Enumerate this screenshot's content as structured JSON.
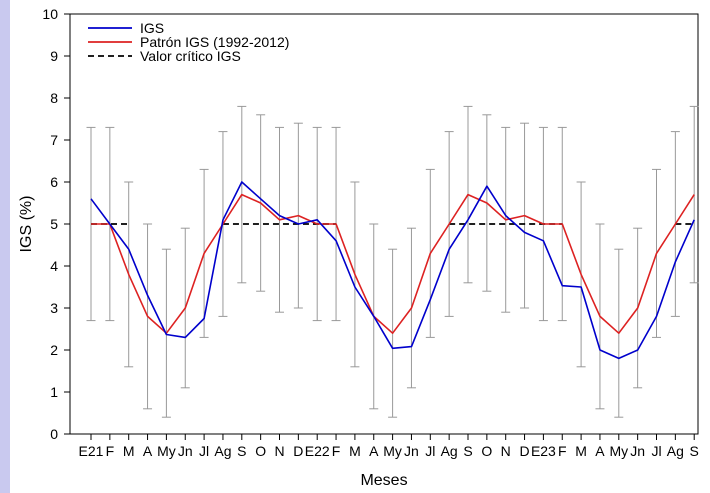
{
  "chart_data": {
    "type": "line",
    "xlabel": "Meses",
    "ylabel": "IGS (%)",
    "ylim": [
      0,
      10
    ],
    "yticks": [
      0,
      1,
      2,
      3,
      4,
      5,
      6,
      7,
      8,
      9,
      10
    ],
    "grid": false,
    "legend_position": "top-left",
    "x_tick_labels": [
      "E21",
      "F",
      "M",
      "A",
      "My",
      "Jn",
      "Jl",
      "Ag",
      "S",
      "O",
      "N",
      "D",
      "E22",
      "F",
      "M",
      "A",
      "My",
      "Jn",
      "Jl",
      "Ag",
      "S",
      "O",
      "N",
      "D",
      "E23",
      "F",
      "M",
      "A",
      "My",
      "Jn",
      "Jl",
      "Ag",
      "S"
    ],
    "series": [
      {
        "name": "IGS",
        "color": "#0000cc",
        "style": "solid",
        "values": [
          5.6,
          5.0,
          4.4,
          3.3,
          2.37,
          2.3,
          2.75,
          5.1,
          6.0,
          5.6,
          5.2,
          5.0,
          5.1,
          4.6,
          3.5,
          2.8,
          2.04,
          2.08,
          3.2,
          4.4,
          5.1,
          5.9,
          5.2,
          4.8,
          4.6,
          3.53,
          3.5,
          2.0,
          1.8,
          2.0,
          2.8,
          4.1,
          5.1
        ]
      },
      {
        "name": "Patrón IGS (1992-2012)",
        "color": "#dd2222",
        "style": "solid",
        "values": [
          5.0,
          5.0,
          3.8,
          2.8,
          2.4,
          3.0,
          4.3,
          5.0,
          5.7,
          5.5,
          5.1,
          5.2,
          5.0,
          5.0,
          3.8,
          2.8,
          2.4,
          3.0,
          4.3,
          5.0,
          5.7,
          5.5,
          5.1,
          5.2,
          5.0,
          5.0,
          3.8,
          2.8,
          2.4,
          3.0,
          4.3,
          5.0,
          5.7
        ]
      },
      {
        "name": "Valor crítico IGS",
        "color": "#000000",
        "style": "dashed",
        "value": 5.0
      }
    ],
    "error_bars": {
      "color": "#999999",
      "low": [
        2.7,
        2.7,
        1.6,
        0.6,
        0.4,
        1.1,
        2.3,
        2.8,
        3.6,
        3.4,
        2.9,
        3.0,
        2.7,
        2.7,
        1.6,
        0.6,
        0.4,
        1.1,
        2.3,
        2.8,
        3.6,
        3.4,
        2.9,
        3.0,
        2.7,
        2.7,
        1.6,
        0.6,
        0.4,
        1.1,
        2.3,
        2.8,
        3.6
      ],
      "high": [
        7.3,
        7.3,
        6.0,
        5.0,
        4.4,
        4.9,
        6.3,
        7.2,
        7.8,
        7.6,
        7.3,
        7.4,
        7.3,
        7.3,
        6.0,
        5.0,
        4.4,
        4.9,
        6.3,
        7.2,
        7.8,
        7.6,
        7.3,
        7.4,
        7.3,
        7.3,
        6.0,
        5.0,
        4.4,
        4.9,
        6.3,
        7.2,
        7.8
      ]
    },
    "critical_segments": [
      [
        0,
        2
      ],
      [
        7,
        13
      ],
      [
        19,
        25
      ],
      [
        31,
        32
      ]
    ]
  }
}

Prompt: Pull out and copy each line containing the string "color".

Problem solution:
        "color": "#0000cc",
        "color": "#dd2222",
        "color": "#000000",
      "color": "#999999",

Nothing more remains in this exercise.